[Stored data]
::::

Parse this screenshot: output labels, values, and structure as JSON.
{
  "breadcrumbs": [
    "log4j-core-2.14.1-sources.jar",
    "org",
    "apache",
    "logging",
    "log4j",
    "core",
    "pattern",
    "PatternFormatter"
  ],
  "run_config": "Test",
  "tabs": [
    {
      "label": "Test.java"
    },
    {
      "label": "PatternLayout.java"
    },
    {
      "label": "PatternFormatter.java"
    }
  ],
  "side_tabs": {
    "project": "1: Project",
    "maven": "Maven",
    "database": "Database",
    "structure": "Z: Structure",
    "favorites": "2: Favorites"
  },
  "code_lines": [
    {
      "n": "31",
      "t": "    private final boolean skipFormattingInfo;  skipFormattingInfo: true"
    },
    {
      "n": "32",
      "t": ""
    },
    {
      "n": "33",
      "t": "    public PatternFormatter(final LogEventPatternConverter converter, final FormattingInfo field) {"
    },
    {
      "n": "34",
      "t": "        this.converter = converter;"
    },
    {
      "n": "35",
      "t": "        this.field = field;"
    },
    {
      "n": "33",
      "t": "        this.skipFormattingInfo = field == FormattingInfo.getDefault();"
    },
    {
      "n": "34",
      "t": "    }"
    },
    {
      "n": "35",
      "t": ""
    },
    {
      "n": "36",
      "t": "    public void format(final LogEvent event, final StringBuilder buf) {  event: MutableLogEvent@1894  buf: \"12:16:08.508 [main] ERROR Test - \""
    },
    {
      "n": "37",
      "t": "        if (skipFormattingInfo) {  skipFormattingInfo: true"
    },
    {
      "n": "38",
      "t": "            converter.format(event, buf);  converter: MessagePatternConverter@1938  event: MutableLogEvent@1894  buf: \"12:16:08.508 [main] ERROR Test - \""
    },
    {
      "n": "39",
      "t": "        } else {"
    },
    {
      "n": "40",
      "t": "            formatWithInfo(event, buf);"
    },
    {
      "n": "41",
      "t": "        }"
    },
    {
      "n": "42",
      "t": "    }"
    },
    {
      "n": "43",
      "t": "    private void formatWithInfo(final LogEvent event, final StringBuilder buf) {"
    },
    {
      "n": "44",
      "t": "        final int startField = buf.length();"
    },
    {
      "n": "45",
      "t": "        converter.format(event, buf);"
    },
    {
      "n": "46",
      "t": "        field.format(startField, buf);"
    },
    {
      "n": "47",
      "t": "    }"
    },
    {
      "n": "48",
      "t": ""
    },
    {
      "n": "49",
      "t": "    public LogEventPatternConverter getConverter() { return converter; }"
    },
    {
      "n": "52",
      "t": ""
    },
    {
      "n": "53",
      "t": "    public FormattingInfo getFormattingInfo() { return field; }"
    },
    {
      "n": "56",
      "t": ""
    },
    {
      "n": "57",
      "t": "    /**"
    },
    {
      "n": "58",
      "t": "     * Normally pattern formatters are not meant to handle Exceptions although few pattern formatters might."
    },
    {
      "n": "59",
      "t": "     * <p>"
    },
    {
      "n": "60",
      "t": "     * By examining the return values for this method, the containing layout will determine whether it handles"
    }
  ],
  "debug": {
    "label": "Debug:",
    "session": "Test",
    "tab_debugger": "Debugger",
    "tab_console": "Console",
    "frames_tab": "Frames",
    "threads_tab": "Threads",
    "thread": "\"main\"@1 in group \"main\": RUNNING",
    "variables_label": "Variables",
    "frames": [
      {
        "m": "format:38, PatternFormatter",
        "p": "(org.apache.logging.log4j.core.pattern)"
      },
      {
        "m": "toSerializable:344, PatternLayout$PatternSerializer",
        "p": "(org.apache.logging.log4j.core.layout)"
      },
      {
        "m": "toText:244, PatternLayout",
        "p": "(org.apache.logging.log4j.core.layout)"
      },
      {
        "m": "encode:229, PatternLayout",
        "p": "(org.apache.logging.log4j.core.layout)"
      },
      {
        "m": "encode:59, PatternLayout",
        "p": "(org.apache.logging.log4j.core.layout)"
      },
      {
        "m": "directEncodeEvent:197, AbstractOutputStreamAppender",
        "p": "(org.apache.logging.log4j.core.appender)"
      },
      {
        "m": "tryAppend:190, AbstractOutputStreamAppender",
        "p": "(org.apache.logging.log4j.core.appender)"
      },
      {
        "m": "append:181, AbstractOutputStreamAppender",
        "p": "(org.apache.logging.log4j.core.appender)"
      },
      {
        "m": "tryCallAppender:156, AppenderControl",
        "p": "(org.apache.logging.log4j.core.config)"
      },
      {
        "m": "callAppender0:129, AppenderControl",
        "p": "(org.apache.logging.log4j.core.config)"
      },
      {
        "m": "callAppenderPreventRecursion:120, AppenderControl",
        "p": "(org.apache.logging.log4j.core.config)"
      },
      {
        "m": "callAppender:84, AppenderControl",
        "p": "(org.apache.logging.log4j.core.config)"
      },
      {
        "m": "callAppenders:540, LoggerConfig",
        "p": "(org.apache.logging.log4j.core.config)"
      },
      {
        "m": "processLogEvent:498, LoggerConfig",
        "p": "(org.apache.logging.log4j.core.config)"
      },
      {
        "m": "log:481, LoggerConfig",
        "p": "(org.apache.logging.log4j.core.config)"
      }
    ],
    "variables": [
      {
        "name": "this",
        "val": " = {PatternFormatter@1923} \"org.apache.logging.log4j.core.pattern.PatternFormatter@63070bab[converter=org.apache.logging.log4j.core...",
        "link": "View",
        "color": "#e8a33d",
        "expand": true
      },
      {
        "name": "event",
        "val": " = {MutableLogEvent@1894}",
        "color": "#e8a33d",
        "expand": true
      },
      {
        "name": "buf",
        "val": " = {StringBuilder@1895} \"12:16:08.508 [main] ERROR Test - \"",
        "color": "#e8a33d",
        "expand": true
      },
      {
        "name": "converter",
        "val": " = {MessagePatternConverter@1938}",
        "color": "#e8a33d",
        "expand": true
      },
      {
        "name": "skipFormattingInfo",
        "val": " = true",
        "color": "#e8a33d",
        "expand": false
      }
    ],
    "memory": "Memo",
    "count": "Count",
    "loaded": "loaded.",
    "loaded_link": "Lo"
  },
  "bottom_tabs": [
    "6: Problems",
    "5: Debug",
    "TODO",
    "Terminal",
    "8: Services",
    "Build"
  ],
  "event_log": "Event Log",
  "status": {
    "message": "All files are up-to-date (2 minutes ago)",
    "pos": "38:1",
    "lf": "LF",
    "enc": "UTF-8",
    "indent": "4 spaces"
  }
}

::::

> DESCRIPTION OF THE TASK: Write out all the lines again, exactly as they are.

> THE COMPLETED TASK:
Parse this screenshot: output labels, values, and structure as JSON.
{
  "breadcrumbs": [
    "log4j-core-2.14.1-sources.jar",
    "org",
    "apache",
    "logging",
    "log4j",
    "core",
    "pattern",
    "PatternFormatter"
  ],
  "run_config": "Test",
  "tabs": [
    {
      "label": "Test.java"
    },
    {
      "label": "PatternLayout.java"
    },
    {
      "label": "PatternFormatter.java"
    }
  ],
  "side_tabs": {
    "project": "1: Project",
    "maven": "Maven",
    "database": "Database",
    "structure": "Z: Structure",
    "favorites": "2: Favorites"
  },
  "code_lines": [
    {
      "n": "31",
      "t": "    private final boolean skipFormattingInfo;  skipFormattingInfo: true"
    },
    {
      "n": "32",
      "t": ""
    },
    {
      "n": "33",
      "t": "    public PatternFormatter(final LogEventPatternConverter converter, final FormattingInfo field) {"
    },
    {
      "n": "34",
      "t": "        this.converter = converter;"
    },
    {
      "n": "35",
      "t": "        this.field = field;"
    },
    {
      "n": "33",
      "t": "        this.skipFormattingInfo = field == FormattingInfo.getDefault();"
    },
    {
      "n": "34",
      "t": "    }"
    },
    {
      "n": "35",
      "t": ""
    },
    {
      "n": "36",
      "t": "    public void format(final LogEvent event, final StringBuilder buf) {  event: MutableLogEvent@1894  buf: \"12:16:08.508 [main] ERROR Test - \""
    },
    {
      "n": "37",
      "t": "        if (skipFormattingInfo) {  skipFormattingInfo: true"
    },
    {
      "n": "38",
      "t": "            converter.format(event, buf);  converter: MessagePatternConverter@1938  event: MutableLogEvent@1894  buf: \"12:16:08.508 [main] ERROR Test - \""
    },
    {
      "n": "39",
      "t": "        } else {"
    },
    {
      "n": "40",
      "t": "            formatWithInfo(event, buf);"
    },
    {
      "n": "41",
      "t": "        }"
    },
    {
      "n": "42",
      "t": "    }"
    },
    {
      "n": "43",
      "t": "    private void formatWithInfo(final LogEvent event, final StringBuilder buf) {"
    },
    {
      "n": "44",
      "t": "        final int startField = buf.length();"
    },
    {
      "n": "45",
      "t": "        converter.format(event, buf);"
    },
    {
      "n": "46",
      "t": "        field.format(startField, buf);"
    },
    {
      "n": "47",
      "t": "    }"
    },
    {
      "n": "48",
      "t": ""
    },
    {
      "n": "49",
      "t": "    public LogEventPatternConverter getConverter() { return converter; }"
    },
    {
      "n": "52",
      "t": ""
    },
    {
      "n": "53",
      "t": "    public FormattingInfo getFormattingInfo() { return field; }"
    },
    {
      "n": "56",
      "t": ""
    },
    {
      "n": "57",
      "t": "    /**"
    },
    {
      "n": "58",
      "t": "     * Normally pattern formatters are not meant to handle Exceptions although few pattern formatters might."
    },
    {
      "n": "59",
      "t": "     * <p>"
    },
    {
      "n": "60",
      "t": "     * By examining the return values for this method, the containing layout will determine whether it handles"
    }
  ],
  "debug": {
    "label": "Debug:",
    "session": "Test",
    "tab_debugger": "Debugger",
    "tab_console": "Console",
    "frames_tab": "Frames",
    "threads_tab": "Threads",
    "thread": "\"main\"@1 in group \"main\": RUNNING",
    "variables_label": "Variables",
    "frames": [
      {
        "m": "format:38, PatternFormatter",
        "p": "(org.apache.logging.log4j.core.pattern)"
      },
      {
        "m": "toSerializable:344, PatternLayout$PatternSerializer",
        "p": "(org.apache.logging.log4j.core.layout)"
      },
      {
        "m": "toText:244, PatternLayout",
        "p": "(org.apache.logging.log4j.core.layout)"
      },
      {
        "m": "encode:229, PatternLayout",
        "p": "(org.apache.logging.log4j.core.layout)"
      },
      {
        "m": "encode:59, PatternLayout",
        "p": "(org.apache.logging.log4j.core.layout)"
      },
      {
        "m": "directEncodeEvent:197, AbstractOutputStreamAppender",
        "p": "(org.apache.logging.log4j.core.appender)"
      },
      {
        "m": "tryAppend:190, AbstractOutputStreamAppender",
        "p": "(org.apache.logging.log4j.core.appender)"
      },
      {
        "m": "append:181, AbstractOutputStreamAppender",
        "p": "(org.apache.logging.log4j.core.appender)"
      },
      {
        "m": "tryCallAppender:156, AppenderControl",
        "p": "(org.apache.logging.log4j.core.config)"
      },
      {
        "m": "callAppender0:129, AppenderControl",
        "p": "(org.apache.logging.log4j.core.config)"
      },
      {
        "m": "callAppenderPreventRecursion:120, AppenderControl",
        "p": "(org.apache.logging.log4j.core.config)"
      },
      {
        "m": "callAppender:84, AppenderControl",
        "p": "(org.apache.logging.log4j.core.config)"
      },
      {
        "m": "callAppenders:540, LoggerConfig",
        "p": "(org.apache.logging.log4j.core.config)"
      },
      {
        "m": "processLogEvent:498, LoggerConfig",
        "p": "(org.apache.logging.log4j.core.config)"
      },
      {
        "m": "log:481, LoggerConfig",
        "p": "(org.apache.logging.log4j.core.config)"
      }
    ],
    "variables": [
      {
        "name": "this",
        "val": " = {PatternFormatter@1923} \"org.apache.logging.log4j.core.pattern.PatternFormatter@63070bab[converter=org.apache.logging.log4j.core...",
        "link": "View",
        "color": "#e8a33d",
        "expand": true
      },
      {
        "name": "event",
        "val": " = {MutableLogEvent@1894}",
        "color": "#e8a33d",
        "expand": true
      },
      {
        "name": "buf",
        "val": " = {StringBuilder@1895} \"12:16:08.508 [main] ERROR Test - \"",
        "color": "#e8a33d",
        "expand": true
      },
      {
        "name": "converter",
        "val": " = {MessagePatternConverter@1938}",
        "color": "#e8a33d",
        "expand": true
      },
      {
        "name": "skipFormattingInfo",
        "val": " = true",
        "color": "#e8a33d",
        "expand": false
      }
    ],
    "memory": "Memo",
    "count": "Count",
    "loaded": "loaded.",
    "loaded_link": "Lo"
  },
  "bottom_tabs": [
    "6: Problems",
    "5: Debug",
    "TODO",
    "Terminal",
    "8: Services",
    "Build"
  ],
  "event_log": "Event Log",
  "status": {
    "message": "All files are up-to-date (2 minutes ago)",
    "pos": "38:1",
    "lf": "LF",
    "enc": "UTF-8",
    "indent": "4 spaces"
  }
}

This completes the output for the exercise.